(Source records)
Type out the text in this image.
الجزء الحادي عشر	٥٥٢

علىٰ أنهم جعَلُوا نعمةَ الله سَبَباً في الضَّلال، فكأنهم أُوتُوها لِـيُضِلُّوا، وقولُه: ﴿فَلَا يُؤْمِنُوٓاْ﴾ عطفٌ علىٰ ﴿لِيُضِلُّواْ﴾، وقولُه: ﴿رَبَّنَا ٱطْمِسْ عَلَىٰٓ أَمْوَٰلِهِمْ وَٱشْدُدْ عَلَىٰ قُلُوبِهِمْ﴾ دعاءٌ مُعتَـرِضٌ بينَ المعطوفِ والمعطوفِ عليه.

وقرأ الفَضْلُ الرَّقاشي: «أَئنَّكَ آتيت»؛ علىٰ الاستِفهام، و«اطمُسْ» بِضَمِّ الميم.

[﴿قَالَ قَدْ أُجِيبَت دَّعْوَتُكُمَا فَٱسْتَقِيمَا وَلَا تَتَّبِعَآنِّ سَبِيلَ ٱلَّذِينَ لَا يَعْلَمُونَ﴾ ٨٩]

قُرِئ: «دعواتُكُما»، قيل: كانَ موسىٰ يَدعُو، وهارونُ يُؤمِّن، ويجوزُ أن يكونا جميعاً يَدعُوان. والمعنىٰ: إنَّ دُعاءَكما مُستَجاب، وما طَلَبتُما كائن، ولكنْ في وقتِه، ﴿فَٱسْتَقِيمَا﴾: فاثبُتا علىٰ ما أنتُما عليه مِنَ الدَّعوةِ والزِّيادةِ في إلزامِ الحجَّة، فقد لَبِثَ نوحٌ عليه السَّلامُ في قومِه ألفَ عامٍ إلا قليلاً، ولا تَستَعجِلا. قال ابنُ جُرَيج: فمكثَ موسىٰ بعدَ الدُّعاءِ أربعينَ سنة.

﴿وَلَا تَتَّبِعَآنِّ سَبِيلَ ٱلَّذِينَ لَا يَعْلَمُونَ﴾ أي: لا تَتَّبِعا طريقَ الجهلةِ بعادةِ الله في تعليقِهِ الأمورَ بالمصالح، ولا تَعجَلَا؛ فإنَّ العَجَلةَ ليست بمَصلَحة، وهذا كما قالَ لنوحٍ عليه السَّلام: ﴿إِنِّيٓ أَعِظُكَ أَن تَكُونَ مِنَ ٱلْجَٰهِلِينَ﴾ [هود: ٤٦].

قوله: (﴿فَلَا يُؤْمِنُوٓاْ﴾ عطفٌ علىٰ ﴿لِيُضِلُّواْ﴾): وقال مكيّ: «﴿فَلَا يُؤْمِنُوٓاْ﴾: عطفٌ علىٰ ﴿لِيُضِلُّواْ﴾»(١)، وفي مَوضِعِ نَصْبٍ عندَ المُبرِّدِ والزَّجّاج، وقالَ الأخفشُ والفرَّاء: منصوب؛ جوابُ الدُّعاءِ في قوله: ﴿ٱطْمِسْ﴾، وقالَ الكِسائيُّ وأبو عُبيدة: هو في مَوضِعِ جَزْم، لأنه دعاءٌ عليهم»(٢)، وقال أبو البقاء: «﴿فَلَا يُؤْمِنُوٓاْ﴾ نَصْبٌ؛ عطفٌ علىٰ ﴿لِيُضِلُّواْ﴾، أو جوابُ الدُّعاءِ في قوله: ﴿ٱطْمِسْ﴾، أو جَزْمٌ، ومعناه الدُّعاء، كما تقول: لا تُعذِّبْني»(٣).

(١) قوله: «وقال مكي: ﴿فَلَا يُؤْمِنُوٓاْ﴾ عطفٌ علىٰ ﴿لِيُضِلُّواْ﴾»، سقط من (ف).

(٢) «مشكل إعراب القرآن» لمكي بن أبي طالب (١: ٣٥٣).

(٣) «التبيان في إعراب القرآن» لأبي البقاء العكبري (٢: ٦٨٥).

- _Task brief_:
Make a verbatim copy of every entry shown above.

- _Task answer_:
Type out the text in this image.
الجزء الحادي عشر	٥٥٢

علىٰ أنهم جعَلُوا نعمةَ الله سَبَباً في الضَّلال، فكأنهم أُوتُوها لِـيُضِلُّوا، وقولُه: ﴿فَلَا يُؤْمِنُوٓاْ﴾ عطفٌ علىٰ ﴿لِيُضِلُّواْ﴾، وقولُه: ﴿رَبَّنَا ٱطْمِسْ عَلَىٰٓ أَمْوَٰلِهِمْ وَٱشْدُدْ عَلَىٰ قُلُوبِهِمْ﴾ دعاءٌ مُعتَـرِضٌ بينَ المعطوفِ والمعطوفِ عليه.

وقرأ الفَضْلُ الرَّقاشي: «أَئنَّكَ آتيت»؛ علىٰ الاستِفهام، و«اطمُسْ» بِضَمِّ الميم.

[﴿قَالَ قَدْ أُجِيبَت دَّعْوَتُكُمَا فَٱسْتَقِيمَا وَلَا تَتَّبِعَآنِّ سَبِيلَ ٱلَّذِينَ لَا يَعْلَمُونَ﴾ ٨٩]

قُرِئ: «دعواتُكُما»، قيل: كانَ موسىٰ يَدعُو، وهارونُ يُؤمِّن، ويجوزُ أن يكونا جميعاً يَدعُوان. والمعنىٰ: إنَّ دُعاءَكما مُستَجاب، وما طَلَبتُما كائن، ولكنْ في وقتِه، ﴿فَٱسْتَقِيمَا﴾: فاثبُتا علىٰ ما أنتُما عليه مِنَ الدَّعوةِ والزِّيادةِ في إلزامِ الحجَّة، فقد لَبِثَ نوحٌ عليه السَّلامُ في قومِه ألفَ عامٍ إلا قليلاً، ولا تَستَعجِلا. قال ابنُ جُرَيج: فمكثَ موسىٰ بعدَ الدُّعاءِ أربعينَ سنة.

﴿وَلَا تَتَّبِعَآنِّ سَبِيلَ ٱلَّذِينَ لَا يَعْلَمُونَ﴾ أي: لا تَتَّبِعا طريقَ الجهلةِ بعادةِ الله في تعليقِهِ الأمورَ بالمصالح، ولا تَعجَلَا؛ فإنَّ العَجَلةَ ليست بمَصلَحة، وهذا كما قالَ لنوحٍ عليه السَّلام: ﴿إِنِّيٓ أَعِظُكَ أَن تَكُونَ مِنَ ٱلْجَٰهِلِينَ﴾ [هود: ٤٦].

قوله: (﴿فَلَا يُؤْمِنُوٓاْ﴾ عطفٌ علىٰ ﴿لِيُضِلُّواْ﴾): وقال مكيّ: «﴿فَلَا يُؤْمِنُوٓاْ﴾: عطفٌ علىٰ ﴿لِيُضِلُّواْ﴾»(١)، وفي مَوضِعِ نَصْبٍ عندَ المُبرِّدِ والزَّجّاج، وقالَ الأخفشُ والفرَّاء: منصوب؛ جوابُ الدُّعاءِ في قوله: ﴿ٱطْمِسْ﴾، وقالَ الكِسائيُّ وأبو عُبيدة: هو في مَوضِعِ جَزْم، لأنه دعاءٌ عليهم»(٢)، وقال أبو البقاء: «﴿فَلَا يُؤْمِنُوٓاْ﴾ نَصْبٌ؛ عطفٌ علىٰ ﴿لِيُضِلُّواْ﴾، أو جوابُ الدُّعاءِ في قوله: ﴿ٱطْمِسْ﴾، أو جَزْمٌ، ومعناه الدُّعاء، كما تقول: لا تُعذِّبْني»(٣).

(١) قوله: «وقال مكي: ﴿فَلَا يُؤْمِنُوٓاْ﴾ عطفٌ علىٰ ﴿لِيُضِلُّواْ﴾»، سقط من (ف).

(٢) «مشكل إعراب القرآن» لمكي بن أبي طالب (١: ٣٥٣).

(٣) «التبيان في إعراب القرآن» لأبي البقاء العكبري (٢: ٦٨٥).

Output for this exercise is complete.